Aim of the exercise: Restate each of the lines below word for word and drop every picture.

[Extracted data entries]
▼▼▼

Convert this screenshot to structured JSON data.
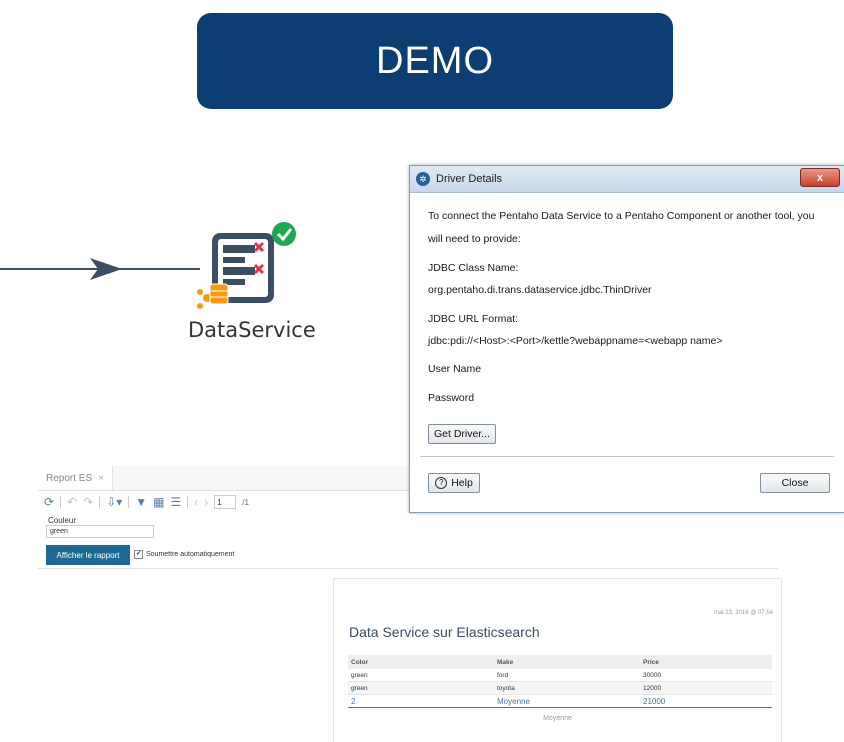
{
  "banner": {
    "text": "DEMO"
  },
  "step": {
    "label": "DataService"
  },
  "dialog": {
    "title": "Driver Details",
    "intro_line1": "To connect the Pentaho Data Service to a Pentaho Component or another tool, you",
    "intro_line2": "will need to provide:",
    "class_name_label": "JDBC Class Name:",
    "class_name_value": "org.pentaho.di.trans.dataservice.jdbc.ThinDriver",
    "url_format_label": "JDBC URL Format:",
    "url_format_value": "jdbc:pdi://<Host>:<Port>/kettle?webappname=<webapp name>",
    "user_name_label": "User Name",
    "password_label": "Password",
    "get_driver_label": "Get Driver...",
    "help_label": "Help",
    "close_label": "Close",
    "close_x": "x"
  },
  "report": {
    "tab_label": "Report ES",
    "tab_close": "×",
    "page_current": "1",
    "page_total": "/1",
    "param_label": "Couleur",
    "param_value": "green",
    "submit_label": "Afficher le rapport",
    "auto_submit_label": "Soumettre automatiquement",
    "auto_submit_checked": true
  },
  "report_page": {
    "date": "mai 23, 2016 @ 07:54",
    "title": "Data Service sur Elasticsearch",
    "columns": [
      "Color",
      "Make",
      "Price"
    ],
    "rows": [
      [
        "green",
        "ford",
        "30000"
      ],
      [
        "green",
        "toyota",
        "12000"
      ]
    ],
    "summary": [
      "2",
      "Moyenne",
      "21000"
    ],
    "footer": "Moyenne"
  },
  "colors": {
    "banner_bg": "#0d3e73",
    "submit_bg": "#1e6a93",
    "step_icon": "#3c4e63",
    "status_ok": "#1fa651",
    "error_x": "#e0344a",
    "db_orange": "#f39c12"
  }
}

▲▲▲

Task answer:
Convert this screenshot to structured JSON data.
{
  "banner": {
    "text": "DEMO"
  },
  "step": {
    "label": "DataService"
  },
  "dialog": {
    "title": "Driver Details",
    "intro_line1": "To connect the Pentaho Data Service to a Pentaho Component or another tool, you",
    "intro_line2": "will need to provide:",
    "class_name_label": "JDBC Class Name:",
    "class_name_value": "org.pentaho.di.trans.dataservice.jdbc.ThinDriver",
    "url_format_label": "JDBC URL Format:",
    "url_format_value": "jdbc:pdi://<Host>:<Port>/kettle?webappname=<webapp name>",
    "user_name_label": "User Name",
    "password_label": "Password",
    "get_driver_label": "Get Driver...",
    "help_label": "Help",
    "close_label": "Close",
    "close_x": "x"
  },
  "report": {
    "tab_label": "Report ES",
    "tab_close": "×",
    "page_current": "1",
    "page_total": "/1",
    "param_label": "Couleur",
    "param_value": "green",
    "submit_label": "Afficher le rapport",
    "auto_submit_label": "Soumettre automatiquement",
    "auto_submit_checked": true
  },
  "report_page": {
    "date": "mai 23, 2016 @ 07:54",
    "title": "Data Service sur Elasticsearch",
    "columns": [
      "Color",
      "Make",
      "Price"
    ],
    "rows": [
      [
        "green",
        "ford",
        "30000"
      ],
      [
        "green",
        "toyota",
        "12000"
      ]
    ],
    "summary": [
      "2",
      "Moyenne",
      "21000"
    ],
    "footer": "Moyenne"
  },
  "colors": {
    "banner_bg": "#0d3e73",
    "submit_bg": "#1e6a93",
    "step_icon": "#3c4e63",
    "status_ok": "#1fa651",
    "error_x": "#e0344a",
    "db_orange": "#f39c12"
  }
}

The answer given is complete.